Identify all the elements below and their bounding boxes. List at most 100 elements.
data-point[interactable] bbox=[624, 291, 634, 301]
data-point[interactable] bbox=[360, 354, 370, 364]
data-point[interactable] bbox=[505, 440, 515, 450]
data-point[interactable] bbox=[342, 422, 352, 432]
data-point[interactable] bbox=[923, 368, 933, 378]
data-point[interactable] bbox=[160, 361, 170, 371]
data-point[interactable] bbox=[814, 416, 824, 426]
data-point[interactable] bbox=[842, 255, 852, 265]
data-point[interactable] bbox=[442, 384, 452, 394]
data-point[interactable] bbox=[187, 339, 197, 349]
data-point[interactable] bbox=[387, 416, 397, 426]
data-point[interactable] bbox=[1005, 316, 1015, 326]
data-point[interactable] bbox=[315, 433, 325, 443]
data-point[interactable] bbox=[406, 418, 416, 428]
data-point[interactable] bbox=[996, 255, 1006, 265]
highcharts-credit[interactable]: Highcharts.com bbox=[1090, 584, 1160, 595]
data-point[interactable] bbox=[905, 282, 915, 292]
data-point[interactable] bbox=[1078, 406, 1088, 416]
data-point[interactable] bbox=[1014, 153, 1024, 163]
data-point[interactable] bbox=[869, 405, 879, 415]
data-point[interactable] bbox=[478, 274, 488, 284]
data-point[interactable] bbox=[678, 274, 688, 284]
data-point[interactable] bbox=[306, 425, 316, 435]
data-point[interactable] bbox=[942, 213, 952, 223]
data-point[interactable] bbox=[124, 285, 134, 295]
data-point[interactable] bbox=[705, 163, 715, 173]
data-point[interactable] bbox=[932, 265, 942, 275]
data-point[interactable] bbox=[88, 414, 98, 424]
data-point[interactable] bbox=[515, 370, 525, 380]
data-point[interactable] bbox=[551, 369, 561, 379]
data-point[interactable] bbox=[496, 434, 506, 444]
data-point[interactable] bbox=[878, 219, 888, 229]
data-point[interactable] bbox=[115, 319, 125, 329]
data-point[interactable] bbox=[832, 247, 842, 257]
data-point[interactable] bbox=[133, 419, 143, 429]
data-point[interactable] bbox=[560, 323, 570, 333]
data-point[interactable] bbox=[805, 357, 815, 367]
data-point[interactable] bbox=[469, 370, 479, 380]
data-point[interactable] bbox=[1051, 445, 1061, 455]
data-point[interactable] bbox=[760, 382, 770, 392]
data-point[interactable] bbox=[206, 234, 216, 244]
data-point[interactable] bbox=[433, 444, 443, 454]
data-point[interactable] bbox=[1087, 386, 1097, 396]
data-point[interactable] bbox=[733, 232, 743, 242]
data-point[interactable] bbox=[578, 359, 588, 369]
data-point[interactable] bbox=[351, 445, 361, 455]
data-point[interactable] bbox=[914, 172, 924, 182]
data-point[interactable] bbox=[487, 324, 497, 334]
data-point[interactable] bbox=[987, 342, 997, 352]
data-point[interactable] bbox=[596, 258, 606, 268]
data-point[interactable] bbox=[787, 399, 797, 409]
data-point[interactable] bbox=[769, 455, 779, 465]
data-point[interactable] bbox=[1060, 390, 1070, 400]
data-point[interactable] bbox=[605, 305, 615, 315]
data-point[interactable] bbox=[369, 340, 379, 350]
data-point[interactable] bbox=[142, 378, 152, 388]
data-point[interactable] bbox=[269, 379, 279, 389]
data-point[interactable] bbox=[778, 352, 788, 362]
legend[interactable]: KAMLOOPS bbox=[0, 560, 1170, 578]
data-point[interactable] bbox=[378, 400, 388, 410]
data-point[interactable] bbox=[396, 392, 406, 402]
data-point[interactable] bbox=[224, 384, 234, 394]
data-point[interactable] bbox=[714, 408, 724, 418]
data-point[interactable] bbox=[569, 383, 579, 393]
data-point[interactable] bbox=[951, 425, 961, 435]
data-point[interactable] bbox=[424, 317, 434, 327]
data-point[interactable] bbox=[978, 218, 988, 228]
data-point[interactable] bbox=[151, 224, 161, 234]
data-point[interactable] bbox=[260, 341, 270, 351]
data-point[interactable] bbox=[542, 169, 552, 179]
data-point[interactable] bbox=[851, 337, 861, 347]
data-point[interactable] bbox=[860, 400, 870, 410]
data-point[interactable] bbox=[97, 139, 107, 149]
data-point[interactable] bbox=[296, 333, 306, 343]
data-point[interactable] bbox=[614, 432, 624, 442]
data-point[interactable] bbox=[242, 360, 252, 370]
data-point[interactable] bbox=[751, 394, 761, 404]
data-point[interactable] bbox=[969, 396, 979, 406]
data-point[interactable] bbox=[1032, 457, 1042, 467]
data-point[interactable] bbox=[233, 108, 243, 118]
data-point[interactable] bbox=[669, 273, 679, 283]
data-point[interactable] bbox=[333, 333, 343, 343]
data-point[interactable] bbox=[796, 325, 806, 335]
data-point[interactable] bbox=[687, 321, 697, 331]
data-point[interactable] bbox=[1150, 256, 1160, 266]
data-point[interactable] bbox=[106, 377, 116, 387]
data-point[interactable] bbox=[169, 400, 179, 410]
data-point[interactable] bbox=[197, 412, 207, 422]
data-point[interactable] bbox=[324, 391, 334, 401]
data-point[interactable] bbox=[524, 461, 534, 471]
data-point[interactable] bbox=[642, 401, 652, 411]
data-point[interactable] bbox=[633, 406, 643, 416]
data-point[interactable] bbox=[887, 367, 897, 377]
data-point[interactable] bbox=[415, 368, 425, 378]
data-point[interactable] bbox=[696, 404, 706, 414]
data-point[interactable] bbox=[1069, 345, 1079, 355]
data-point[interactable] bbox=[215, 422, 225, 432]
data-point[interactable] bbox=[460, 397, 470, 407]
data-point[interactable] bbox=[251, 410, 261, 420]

• **Exercise brief**: Could you reproduce the listing above line for line, without changing a single character?

• **Completed task**:
Identify all the elements below and their bounding boxes. List at most 100 elements.
data-point[interactable] bbox=[624, 291, 634, 301]
data-point[interactable] bbox=[360, 354, 370, 364]
data-point[interactable] bbox=[505, 440, 515, 450]
data-point[interactable] bbox=[342, 422, 352, 432]
data-point[interactable] bbox=[923, 368, 933, 378]
data-point[interactable] bbox=[160, 361, 170, 371]
data-point[interactable] bbox=[814, 416, 824, 426]
data-point[interactable] bbox=[842, 255, 852, 265]
data-point[interactable] bbox=[442, 384, 452, 394]
data-point[interactable] bbox=[187, 339, 197, 349]
data-point[interactable] bbox=[387, 416, 397, 426]
data-point[interactable] bbox=[1005, 316, 1015, 326]
data-point[interactable] bbox=[315, 433, 325, 443]
data-point[interactable] bbox=[406, 418, 416, 428]
data-point[interactable] bbox=[996, 255, 1006, 265]
highcharts-credit[interactable]: Highcharts.com bbox=[1090, 584, 1160, 595]
data-point[interactable] bbox=[905, 282, 915, 292]
data-point[interactable] bbox=[1078, 406, 1088, 416]
data-point[interactable] bbox=[1014, 153, 1024, 163]
data-point[interactable] bbox=[869, 405, 879, 415]
data-point[interactable] bbox=[478, 274, 488, 284]
data-point[interactable] bbox=[678, 274, 688, 284]
data-point[interactable] bbox=[306, 425, 316, 435]
data-point[interactable] bbox=[942, 213, 952, 223]
data-point[interactable] bbox=[124, 285, 134, 295]
data-point[interactable] bbox=[705, 163, 715, 173]
data-point[interactable] bbox=[932, 265, 942, 275]
data-point[interactable] bbox=[88, 414, 98, 424]
data-point[interactable] bbox=[515, 370, 525, 380]
data-point[interactable] bbox=[551, 369, 561, 379]
data-point[interactable] bbox=[496, 434, 506, 444]
data-point[interactable] bbox=[878, 219, 888, 229]
data-point[interactable] bbox=[115, 319, 125, 329]
data-point[interactable] bbox=[832, 247, 842, 257]
data-point[interactable] bbox=[133, 419, 143, 429]
data-point[interactable] bbox=[560, 323, 570, 333]
data-point[interactable] bbox=[805, 357, 815, 367]
data-point[interactable] bbox=[469, 370, 479, 380]
data-point[interactable] bbox=[1051, 445, 1061, 455]
data-point[interactable] bbox=[760, 382, 770, 392]
data-point[interactable] bbox=[206, 234, 216, 244]
data-point[interactable] bbox=[433, 444, 443, 454]
data-point[interactable] bbox=[1087, 386, 1097, 396]
data-point[interactable] bbox=[733, 232, 743, 242]
data-point[interactable] bbox=[578, 359, 588, 369]
data-point[interactable] bbox=[351, 445, 361, 455]
data-point[interactable] bbox=[914, 172, 924, 182]
data-point[interactable] bbox=[487, 324, 497, 334]
data-point[interactable] bbox=[987, 342, 997, 352]
data-point[interactable] bbox=[596, 258, 606, 268]
data-point[interactable] bbox=[787, 399, 797, 409]
data-point[interactable] bbox=[769, 455, 779, 465]
data-point[interactable] bbox=[1060, 390, 1070, 400]
data-point[interactable] bbox=[605, 305, 615, 315]
data-point[interactable] bbox=[369, 340, 379, 350]
data-point[interactable] bbox=[142, 378, 152, 388]
data-point[interactable] bbox=[269, 379, 279, 389]
data-point[interactable] bbox=[778, 352, 788, 362]
legend[interactable]: KAMLOOPS bbox=[0, 560, 1170, 578]
data-point[interactable] bbox=[378, 400, 388, 410]
data-point[interactable] bbox=[396, 392, 406, 402]
data-point[interactable] bbox=[224, 384, 234, 394]
data-point[interactable] bbox=[714, 408, 724, 418]
data-point[interactable] bbox=[569, 383, 579, 393]
data-point[interactable] bbox=[951, 425, 961, 435]
data-point[interactable] bbox=[424, 317, 434, 327]
data-point[interactable] bbox=[978, 218, 988, 228]
data-point[interactable] bbox=[151, 224, 161, 234]
data-point[interactable] bbox=[260, 341, 270, 351]
data-point[interactable] bbox=[542, 169, 552, 179]
data-point[interactable] bbox=[851, 337, 861, 347]
data-point[interactable] bbox=[860, 400, 870, 410]
data-point[interactable] bbox=[97, 139, 107, 149]
data-point[interactable] bbox=[296, 333, 306, 343]
data-point[interactable] bbox=[614, 432, 624, 442]
data-point[interactable] bbox=[242, 360, 252, 370]
data-point[interactable] bbox=[751, 394, 761, 404]
data-point[interactable] bbox=[969, 396, 979, 406]
data-point[interactable] bbox=[1032, 457, 1042, 467]
data-point[interactable] bbox=[233, 108, 243, 118]
data-point[interactable] bbox=[669, 273, 679, 283]
data-point[interactable] bbox=[333, 333, 343, 343]
data-point[interactable] bbox=[796, 325, 806, 335]
data-point[interactable] bbox=[687, 321, 697, 331]
data-point[interactable] bbox=[1150, 256, 1160, 266]
data-point[interactable] bbox=[106, 377, 116, 387]
data-point[interactable] bbox=[169, 400, 179, 410]
data-point[interactable] bbox=[197, 412, 207, 422]
data-point[interactable] bbox=[324, 391, 334, 401]
data-point[interactable] bbox=[524, 461, 534, 471]
data-point[interactable] bbox=[642, 401, 652, 411]
data-point[interactable] bbox=[633, 406, 643, 416]
data-point[interactable] bbox=[887, 367, 897, 377]
data-point[interactable] bbox=[415, 368, 425, 378]
data-point[interactable] bbox=[696, 404, 706, 414]
data-point[interactable] bbox=[1069, 345, 1079, 355]
data-point[interactable] bbox=[215, 422, 225, 432]
data-point[interactable] bbox=[460, 397, 470, 407]
data-point[interactable] bbox=[251, 410, 261, 420]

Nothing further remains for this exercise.